SET PROBLEM:
Find each line containing the string "name". Copy it.

Figure data in JSON:
--- Begin ---

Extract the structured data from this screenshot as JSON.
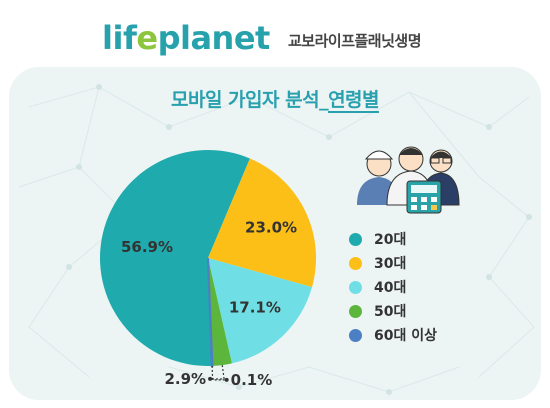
{
  "header": {
    "logo_part1": "lif",
    "logo_accent": "e",
    "logo_part2": "planet",
    "company": "교보라이프플래닛생명"
  },
  "chart_data": {
    "type": "pie",
    "title_main": "모바일 가입자 분석",
    "title_sub": "연령별",
    "slices": [
      {
        "name": "20대",
        "value": 56.9,
        "label": "56.9%",
        "color": "#1faaad"
      },
      {
        "name": "30대",
        "value": 23.0,
        "label": "23.0%",
        "color": "#fcbf17"
      },
      {
        "name": "40대",
        "value": 17.1,
        "label": "17.1%",
        "color": "#6fdfe5"
      },
      {
        "name": "50대",
        "value": 2.9,
        "label": "2.9%",
        "color": "#5cb63b"
      },
      {
        "name": "60대 이상",
        "value": 0.1,
        "label": "0.1%",
        "color": "#4c7fc3"
      }
    ]
  }
}
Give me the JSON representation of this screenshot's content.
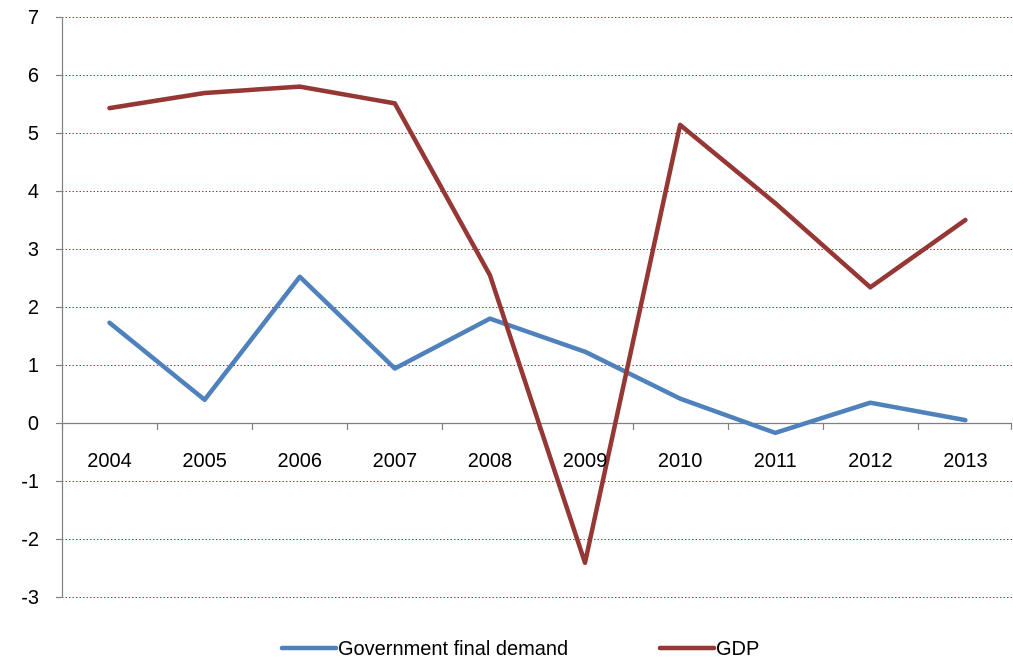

--- End ---

REPLY TO THE TASK:
        "name": "20대",
        "name": "30대",
        "name": "40대",
        "name": "50대",
        "name": "60대 이상",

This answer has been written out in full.